--- Start ---
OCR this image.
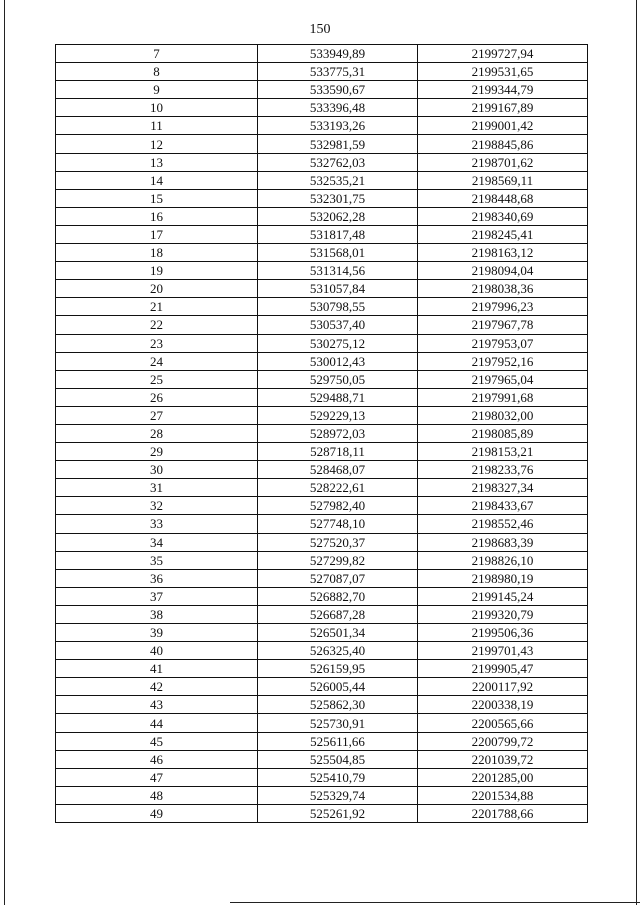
150
7	533949,89	2199727,94
8	533775,31	2199531,65
9	533590,67	2199344,79
10	533396,48	2199167,89
11	533193,26	2199001,42
12	532981,59	2198845,86
13	532762,03	2198701,62
14	532535,21	2198569,11
15	532301,75	2198448,68
16	532062,28	2198340,69
17	531817,48	2198245,41
18	531568,01	2198163,12
19	531314,56	2198094,04
20	531057,84	2198038,36
21	530798,55	2197996,23
22	530537,40	2197967,78
23	530275,12	2197953,07
24	530012,43	2197952,16
25	529750,05	2197965,04
26	529488,71	2197991,68
27	529229,13	2198032,00
28	528972,03	2198085,89
29	528718,11	2198153,21
30	528468,07	2198233,76
31	528222,61	2198327,34
32	527982,40	2198433,67
33	527748,10	2198552,46
34	527520,37	2198683,39
35	527299,82	2198826,10
36	527087,07	2198980,19
37	526882,70	2199145,24
38	526687,28	2199320,79
39	526501,34	2199506,36
40	526325,40	2199701,43
41	526159,95	2199905,47
42	526005,44	2200117,92
43	525862,30	2200338,19
44	525730,91	2200565,66
45	525611,66	2200799,72
46	525504,85	2201039,72
47	525410,79	2201285,00
48	525329,74	2201534,88
49	525261,92	2201788,66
--- End ---
_WHAT THE TASK REQUIRES_
From the data above, write out everything exactly except the pictures.

_CORRECT ANSWER_
OCR this image.
150
7	533949,89	2199727,94
8	533775,31	2199531,65
9	533590,67	2199344,79
10	533396,48	2199167,89
11	533193,26	2199001,42
12	532981,59	2198845,86
13	532762,03	2198701,62
14	532535,21	2198569,11
15	532301,75	2198448,68
16	532062,28	2198340,69
17	531817,48	2198245,41
18	531568,01	2198163,12
19	531314,56	2198094,04
20	531057,84	2198038,36
21	530798,55	2197996,23
22	530537,40	2197967,78
23	530275,12	2197953,07
24	530012,43	2197952,16
25	529750,05	2197965,04
26	529488,71	2197991,68
27	529229,13	2198032,00
28	528972,03	2198085,89
29	528718,11	2198153,21
30	528468,07	2198233,76
31	528222,61	2198327,34
32	527982,40	2198433,67
33	527748,10	2198552,46
34	527520,37	2198683,39
35	527299,82	2198826,10
36	527087,07	2198980,19
37	526882,70	2199145,24
38	526687,28	2199320,79
39	526501,34	2199506,36
40	526325,40	2199701,43
41	526159,95	2199905,47
42	526005,44	2200117,92
43	525862,30	2200338,19
44	525730,91	2200565,66
45	525611,66	2200799,72
46	525504,85	2201039,72
47	525410,79	2201285,00
48	525329,74	2201534,88
49	525261,92	2201788,66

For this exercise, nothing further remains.